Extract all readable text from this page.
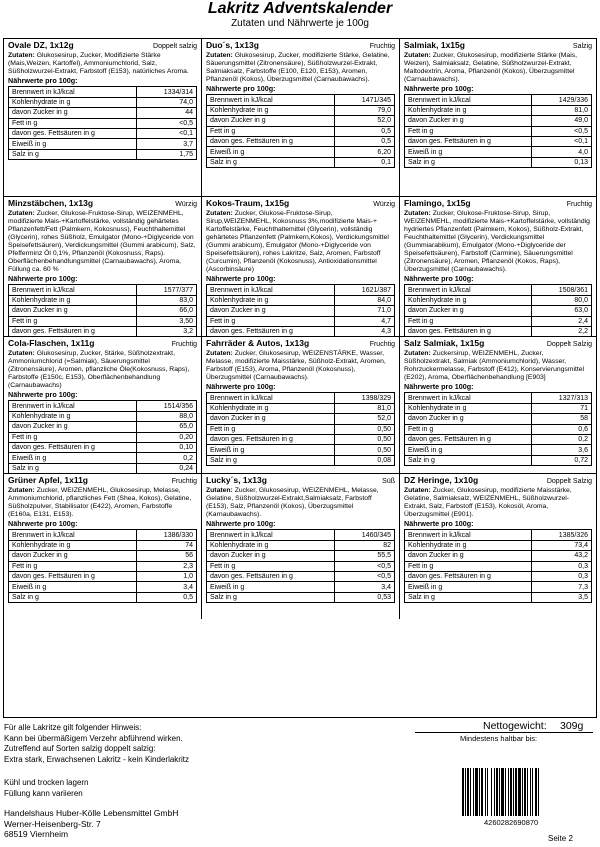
Lakritz Adventskalender
Zutaten und Nährwerte je 100g
Ovale DZ, 1x12g	Doppelt salzig
Zutaten: Glukosesirup, Zucker, Modifizierte Stärke (Mais,Weizen, Kartoffel), Ammoniumchlorid, Salz, Süßholzwurzel-Extrakt, Farbstoff (E153), natürliches Aroma.
Nährwerte pro 100g:
Brennwert in kJ/kcal	1334/314
Kohlenhydrate in g	74,0
davon Zucker in g	44
Fett in g	<0,5
davon ges. Fettsäuren in g	<0,1
Eiweiß in g	3,7
Salz in g	1,75
Duo´s, 1x13g	Fruchtig
Zutaten: Glukosesirup, Zucker, modifizierte Stärke, Gelatine, Säuerungsmittel (Zitronensäure), Süßholzwurzel-Extrakt, Salmiaksalz, Farbstoffe (E100, E120, E153), Aromen, Pflanzenöl (Kokos), Überzugsmittel (Carnaubawachs).
Nährwerte pro 100g:
Brennwert in kJ/kcal	1471/345
Kohlenhydrate in g	79,0
davon Zucker in g	52,0
Fett in g	0,5
davon ges. Fettsäuren in g	0,5
Eiweiß in g	6,20
Salz in g	0,1
Salmiak, 1x15g	Salzig
Zutaten: Zucker, Glukosesirup, modifizierte Stärke (Mais, Weizen), Salmiaksalz, Gelatine, Süßholzwurzel-Extrakt, Maltodextrin, Aroma, Pflanzenöl (Kokos), Überzugsmittel (Carnaubawachs).
Nährwerte pro 100g:
Brennwert in kJ/kcal	1429/336
Kohlenhydrate in g	81,0
davon Zucker in g	49,0
Fett in g	<0,5
davon ges. Fettsäuren in g	<0,1
Eiweiß in g	4,0
Salz in g	0,13
Minzstäbchen, 1x13g	Würzig
Zutaten: Zucker, Glukose-Fruktose-Sirup, WEIZENMEHL, modifizierte Mais-+Kartoffelstärke, vollständig gehärtetes Pflanzenfett/Fett (Palmkern, Kokosnuss), Feuchthaltemittel (Glycerin), rohes Süßholz, Emulgator (Mono-+Diglyceride von Speisefettsäuren), Verdickungsmittel (Gummi arabicum), Salz, Pfefferminz Öl 0,1%, Pflanzenöl (Kokosnuss, Raps). Oberflächenbehandlungsmittel (Carnaubawachs), Aroma, Füllung ca. 60 %
Nährwerte pro 100g:
Brennwert in kJ/kcal	1577/377
Kohlenhydrate in g	83,0
davon Zucker in g	66,0
Fett in g	3,50
davon ges. Fettsäuren in g	3,2

Kokos-Traum, 1x15g	Würzig
Zutaten: Zucker, Glukose-Fruktose-Sirup, Sirup,WEIZENMEHL, Kokosnuss 3%,modifizierte Mais-+ Kartoffelstärke, Feuchthaltemittel (Glycerin), vollständig gehärtetes Pflanzenfett (Palmkern,Kokos), Verdickungsmittel (Gummi arabicum), Emulgator (Mono-+Diglyceride von Speisefettsäuren), rohes Lakritze, Salz, Aromen, Farbstoff (Curcumin), Pflanzenöl (Kokosnuss), Antioxidationsmittel (Ascorbinsäure)
Nährwerte pro 100g:
Brennwert in kJ/kcal	1621/387
Kohlenhydrate in g	84,0
davon Zucker in g	71,0
Fett in g	4,7
davon ges. Fettsäuren in g	4,3

Flamingo, 1x15g	Fruchtig
Zutaten: Zucker, Glukose-Fruktose-Sirup, Sirup, WEIZENMEHL, modifizierte Mais-+Kartoffelstärke, vollständig hydriertes Pflanzenfett (Palmkern, Kokos), Süßholz-Extrakt, Feuchthaltemittel (Glycerin), Verdickungsmittel (Gummiarabikum), Emulgator (Mono-+Diglyceride der Speisefettsäuren), Farbstoff (Carmine), Säuerungsmittel (Zitronensäure), Aromen, Pflanzenöl (Kokos, Raps), Überzugsmittel (Carnaubawachs).
Nährwerte pro 100g:
Brennwert in kJ/kcal	1508/361
Kohlenhydrate in g	80,0
davon Zucker in g	63,0
Fett in g	2,4
davon ges. Fettsäuren in g	2,2

Cola-Flaschen, 1x11g	Fruchtig
Zutaten: Glukosesirup, Zucker, Stärke, Süßholzextrakt, Ammoniumchlorid (=Salmiak), Säuerungsmittel (Zitronensäure), Aromen, pflanzliche Öle(Kokosnuss, Raps), Farbstoffe (E150c, E153), Oberflächenbehandlung (Carnaubawachs)
Nährwerte pro 100g:
Brennwert in kJ/kcal	1514/356
Kohlenhydrate in g	88,0
davon Zucker in g	65,0
Fett in g	0,20
davon ges. Fettsäuren in g	0,10
Eiweiß in g	0,2
Salz in g	0,24
Fahrräder & Autos, 1x13g	Fruchtig
Zutaten: Zucker, Glukosesirup, WEIZENSTÄRKE, Wasser, Melasse, modifizierte Maisstärke, Süßholz-Extrakt, Aromen, Farbstoff (E153), Aroma, Pflanzenöl (Kokosnuss), Überzugsmittel (Carnaubawachs).
Nährwerte pro 100g:
Brennwert in kJ/kcal	1398/329
Kohlenhydrate in g	81,0
davon Zucker in g	52,0
Fett in g	0,50
davon ges. Fettsäuren in g	0,50
Eiweiß in g	0,50
Salz in g	0,08
Salz Salmiak, 1x15g	Doppelt Salzig
Zutaten: Zuckersirup, WEIZENMEHL, Zucker, Süßholzextrakt, Salmiak (Ammoniumchlorid), Wasser, Rohrzuckermelasse, Farbstoff (E412), Konservierungsmittel (E202), Aroma, Oberflächenbehandlung [E903]
Nährwerte pro 100g:
Brennwert in kJ/kcal	1327/313
Kohlenhydrate in g	71
davon Zucker in g	58
Fett in g	0,6
davon ges. Fettsäuren in g	0,2
Eiweiß in g	3,6
Salz in g	0,72
Grüner Apfel, 1x11g	Fruchtig
Zutaten: Zucker, WEIZENMEHL, Glukosesirup, Melasse, Ammoniumchlorid, pflanzliches Fett (Shea, Kokos), Gelatine, Süßholzpulver, Stabilisator (E422), Aromen, Farbstoffe (E160a, E131, E153).
Nährwerte pro 100g:
Brennwert in kJ/kcal	1386/330
Kohlenhydrate in g	74
davon Zucker in g	56
Fett in g	2,3
davon ges. Fettsäuren in g	1,0
Eiweiß in g	3,4
Salz in g	0,5
Lucky´s, 1x13g	Süß
Zutaten: Zucker, Glukosesirup, WEIZENMEHL, Melasse, Gelatine, Süßholzwurzel-Extrakt,Salmiaksalz, Farbstoff (E153), Salz, Pflanzenöl (Kokos), Überzugsmittel (Karnaubawachs).
Nährwerte pro 100g:
Brennwert in kJ/kcal	1460/345
Kohlenhydrate in g	82
davon Zucker in g	55,5
Fett in g	<0,5
davon ges. Fettsäuren in g	<0,5
Eiweiß in g	3,4
Salz in g	0,53
DZ Heringe, 1x10g	Doppelt Salzig
Zutaten: Zucker, Glukosesirup, modifizierte Maisstärke, Gelatine, Salmiaksalz, WEIZENMEHL, Süßholzwurzel-Extrakt, Salz, Farbstoff (E153), Kokosöl, Aroma, Überzugsmittel (E901).
Nährwerte pro 100g:
Brennwert in kJ/kcal	1385/326
Kohlenhydrate in g	73,4
davon Zucker in g	43,2
Fett in g	0,3
davon ges. Fettsäuren in g	0,3
Eiweiß in g	7,3
Salz in g	3,5
Für alle Lakritze gilt folgender Hinweis:
Kann bei übermäßigem Verzehr abführend wirken.
Zutreffend auf Sorten salzig doppelt salzig:
Extra stark, Erwachsenen Lakritz - kein Kinderlakritz
Kühl und trocken lagern
Füllung kann variieren
Handelshaus Huber-Kölle Lebensmittel GmbH
Werner-Heisenberg-Str. 7
68519 Viernheim
Nettogewicht: 309g
Mindestens haltbar bis:
4260282690870
Seite 2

● ● ● ● ● ● ●

> [DIRECTIONS]: Locate the word "Pflanzenfett" in the records above, and return each line that has it.

> [SOLUTION TO THIS TASK]:
Zutaten: Zucker, Glukose-Fruktose-Sirup, WEIZENMEHL, modifizierte Mais-+Kartoffelstärke, vollständig gehärtetes Pflanzenfett/Fett (Palmkern, Kokosnuss), Feuchthaltemittel (Glycerin), rohes Süßholz, Emulgator (Mono-+Diglyceride von Speisefettsäuren), Verdickungsmittel (Gummi arabicum), Salz, Pfefferminz Öl 0,1%, Pflanzenöl (Kokosnuss, Raps). Oberflächenbehandlungsmittel (Carnaubawachs), Aroma, Füllung ca. 60 %
Zutaten: Zucker, Glukose-Fruktose-Sirup, Sirup,WEIZENMEHL, Kokosnuss 3%,modifizierte Mais-+ Kartoffelstärke, Feuchthaltemittel (Glycerin), vollständig gehärtetes Pflanzenfett (Palmkern,Kokos), Verdickungsmittel (Gummi arabicum), Emulgator (Mono-+Diglyceride von Speisefettsäuren), rohes Lakritze, Salz, Aromen, Farbstoff (Curcumin), Pflanzenöl (Kokosnuss), Antioxidationsmittel (Ascorbinsäure)
Zutaten: Zucker, Glukose-Fruktose-Sirup, Sirup, WEIZENMEHL, modifizierte Mais-+Kartoffelstärke, vollständig hydriertes Pflanzenfett (Palmkern, Kokos), Süßholz-Extrakt, Feuchthaltemittel (Glycerin), Verdickungsmittel (Gummiarabikum), Emulgator (Mono-+Diglyceride der Speisefettsäuren), Farbstoff (Carmine), Säuerungsmittel (Zitronensäure), Aromen, Pflanzenöl (Kokos, Raps), Überzugsmittel (Carnaubawachs).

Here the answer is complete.